**Entries:**
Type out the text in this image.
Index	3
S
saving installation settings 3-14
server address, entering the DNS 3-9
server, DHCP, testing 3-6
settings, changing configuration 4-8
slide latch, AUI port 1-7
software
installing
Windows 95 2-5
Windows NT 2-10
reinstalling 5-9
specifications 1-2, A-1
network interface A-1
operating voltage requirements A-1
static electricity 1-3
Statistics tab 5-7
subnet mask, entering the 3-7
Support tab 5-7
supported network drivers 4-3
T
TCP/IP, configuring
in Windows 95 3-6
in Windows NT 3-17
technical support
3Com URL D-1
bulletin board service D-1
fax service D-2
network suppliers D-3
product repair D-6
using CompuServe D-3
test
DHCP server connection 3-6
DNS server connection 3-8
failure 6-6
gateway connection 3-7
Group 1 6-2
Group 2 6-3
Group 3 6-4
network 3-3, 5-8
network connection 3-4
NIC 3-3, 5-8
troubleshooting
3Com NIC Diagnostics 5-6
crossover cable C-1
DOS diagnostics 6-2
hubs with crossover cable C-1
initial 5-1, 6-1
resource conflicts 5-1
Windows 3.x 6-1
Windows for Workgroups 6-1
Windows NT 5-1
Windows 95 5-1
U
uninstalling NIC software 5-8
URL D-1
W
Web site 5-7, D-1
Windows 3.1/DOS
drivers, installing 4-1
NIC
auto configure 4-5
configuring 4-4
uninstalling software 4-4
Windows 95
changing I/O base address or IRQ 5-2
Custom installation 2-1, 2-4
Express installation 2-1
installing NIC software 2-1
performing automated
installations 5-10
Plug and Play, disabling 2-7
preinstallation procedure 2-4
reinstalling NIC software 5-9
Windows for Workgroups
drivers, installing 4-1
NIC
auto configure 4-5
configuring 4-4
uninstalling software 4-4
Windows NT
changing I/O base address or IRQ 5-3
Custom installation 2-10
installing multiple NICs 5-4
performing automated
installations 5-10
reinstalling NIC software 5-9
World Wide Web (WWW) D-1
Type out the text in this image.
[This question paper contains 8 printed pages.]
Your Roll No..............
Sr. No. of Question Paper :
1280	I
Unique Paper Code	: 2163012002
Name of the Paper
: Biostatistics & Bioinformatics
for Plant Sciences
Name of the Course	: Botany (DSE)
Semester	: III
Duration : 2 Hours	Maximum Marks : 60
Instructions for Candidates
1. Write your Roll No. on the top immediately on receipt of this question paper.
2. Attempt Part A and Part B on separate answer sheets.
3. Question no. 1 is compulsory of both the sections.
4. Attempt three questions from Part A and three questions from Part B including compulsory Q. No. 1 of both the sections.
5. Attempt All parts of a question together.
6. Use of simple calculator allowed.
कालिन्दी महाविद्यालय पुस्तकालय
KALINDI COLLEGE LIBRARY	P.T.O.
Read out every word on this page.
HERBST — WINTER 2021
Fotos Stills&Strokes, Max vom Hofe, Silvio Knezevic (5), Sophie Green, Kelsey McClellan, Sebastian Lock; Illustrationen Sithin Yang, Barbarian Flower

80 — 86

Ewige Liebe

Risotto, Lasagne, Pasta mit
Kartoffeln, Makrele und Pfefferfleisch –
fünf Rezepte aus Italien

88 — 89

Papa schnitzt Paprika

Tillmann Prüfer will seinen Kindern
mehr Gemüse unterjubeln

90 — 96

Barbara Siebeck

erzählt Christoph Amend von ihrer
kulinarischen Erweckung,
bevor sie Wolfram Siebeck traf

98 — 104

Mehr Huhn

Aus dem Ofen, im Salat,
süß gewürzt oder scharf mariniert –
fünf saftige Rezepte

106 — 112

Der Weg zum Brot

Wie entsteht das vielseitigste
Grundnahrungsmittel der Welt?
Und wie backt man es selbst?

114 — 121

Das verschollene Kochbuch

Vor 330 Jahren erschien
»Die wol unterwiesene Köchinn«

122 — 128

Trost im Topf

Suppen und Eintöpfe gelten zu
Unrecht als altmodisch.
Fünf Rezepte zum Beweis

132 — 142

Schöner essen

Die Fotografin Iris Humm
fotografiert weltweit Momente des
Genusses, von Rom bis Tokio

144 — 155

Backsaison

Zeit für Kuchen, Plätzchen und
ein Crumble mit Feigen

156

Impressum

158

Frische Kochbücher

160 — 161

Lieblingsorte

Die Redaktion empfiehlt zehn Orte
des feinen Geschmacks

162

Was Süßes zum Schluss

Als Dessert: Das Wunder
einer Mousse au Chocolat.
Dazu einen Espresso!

**Task to complete:** What is the number of lines above that contain "Workgroups"? Answer with that number only.

**In response:** 2